** start SOURCE EXCERPT **

Brittany Danahy : The woman behind all those signs

At age 19, Danahy was already working in commercial realty
May 15, 2018

Story Location:
18949 Coastal Highway
Rehoboth  Delaware  19971
United States

Sitting in her third-floor office, near the T-shaped intersection of Routes 1 and 24, commercial real estate agent Brittany Danahy laughs as she talks about the abundance of blue-and-white signs throughout Sussex County announcing a property as one of her listings.

People will be over in Seaford, she said, and she'll get a text saying they just saw another one of her signs.

"I do spend a lot of money on signs," said Danahy, with a shrug of the shoulders.

Danahy is the Sussex County broker for Newark-based DSM Commercial. She's been living in Sussex County for the past 13 years, representing DSM's southern Delaware interests for the past five.

This is a great demographic, Danahy said of Sussex County. There's always commercial real estate coming into the market, and there's a lot of interest from investors outside the county who would like to get into this market, she said.

"It's always busy," she said.

** end SOURCE EXCERPT **
** start PROVIDED DATA **

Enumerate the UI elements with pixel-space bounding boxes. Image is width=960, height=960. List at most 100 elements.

** end PROVIDED DATA **
** start PROVIDED DATA **

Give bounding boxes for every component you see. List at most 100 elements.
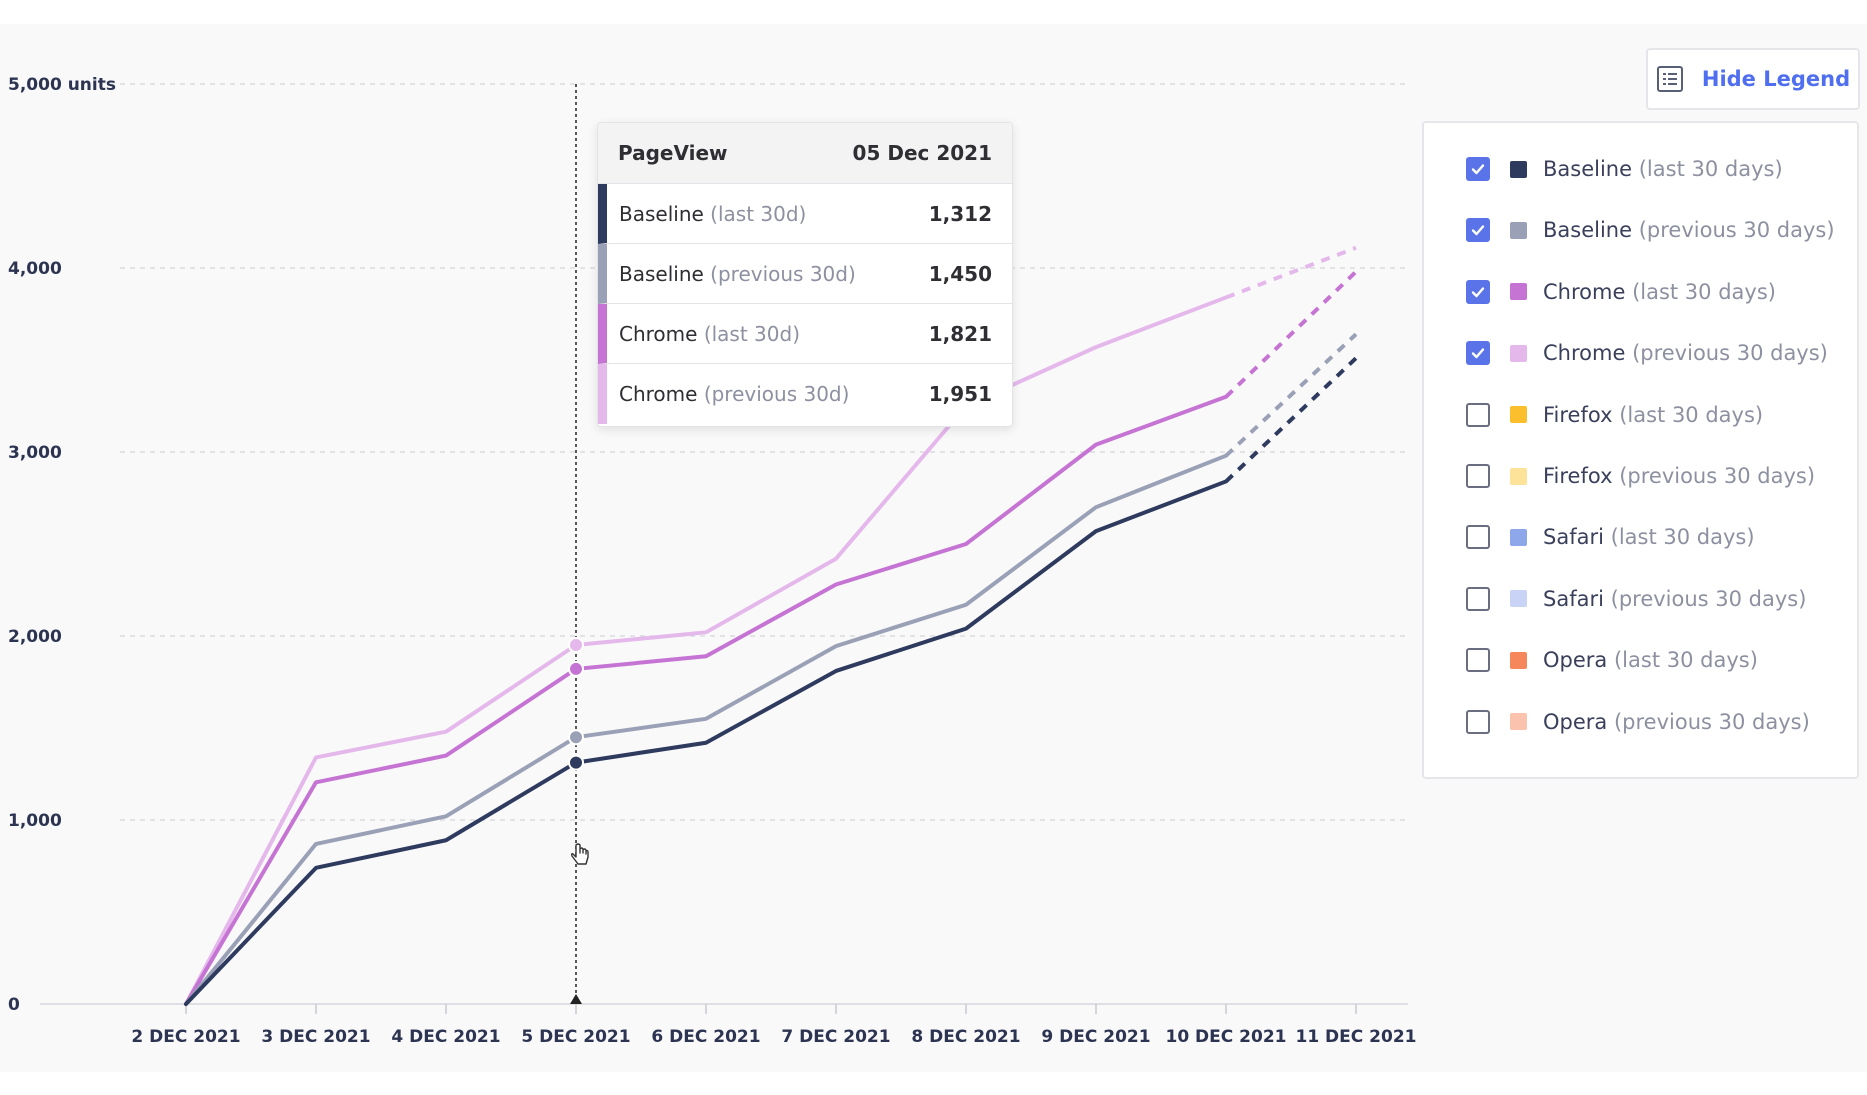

** end PROVIDED DATA **

> _TASK SET_
(a) In the profile of commercial real estate agent Brittany Danahy, for how many years has she represented DSM Commercial's southern Delaware interests?
(b) Continue the profile of Sussex County commercial real estate agent Brittany Danahy from where it stops.

> _RESULTS OF THE EXERCISE_
(a) Five years.

(b)
Danahy said she's been interested in commercial real estate since she was a teenager, when she was listening to a family friend discuss the finer points of a 1031 exchange, which she said is an exception in the Internal Revenue Service tax code that allows a swap of one investment property for another and postpones paying taxes on gains made through the transaction.

"I've always liked the art of the deal," she said. "I liked how the puzzle fits together through negotiating, and then having everyone come to an agreement."

Danahy was so confident she wanted to specialize in commercial real estate that right after graduating from high school, at 19, she earned her California real estate license at the University of San Diego's Burnham-Moores Center for Real Estate. Soon afterward, she began her career at California-based Grubb & Ellis.

She said she's never been interested in selling residential.

"Residential real estate is too emotional for me," she said.

Danahy made the move from Southern California to Southern Delaware because her husband, Kevin, is from Kent County and was a lifeguard in Rehoboth Beach for many years. The two met in San Diego while both were training for a triathlon.

Danahy said the two would come and visit the Cape Region during the summer and she always thought it was beautiful, but it was a bit of a culture shock when they moved here. She said that first winter was tough, but she quickly became a part of the community.

Southern California is nothing like Sussex, she said, and it took some time to acclimate to the slowed-down type of living. Still, it's a decision she doesn't question.

"I love the sense of community around here," she said. "My kids will grow up with a large, extended family of friends. This is the type of community where you have to spend an extra 10 minutes at the grocery store getting caught up with a lot of people."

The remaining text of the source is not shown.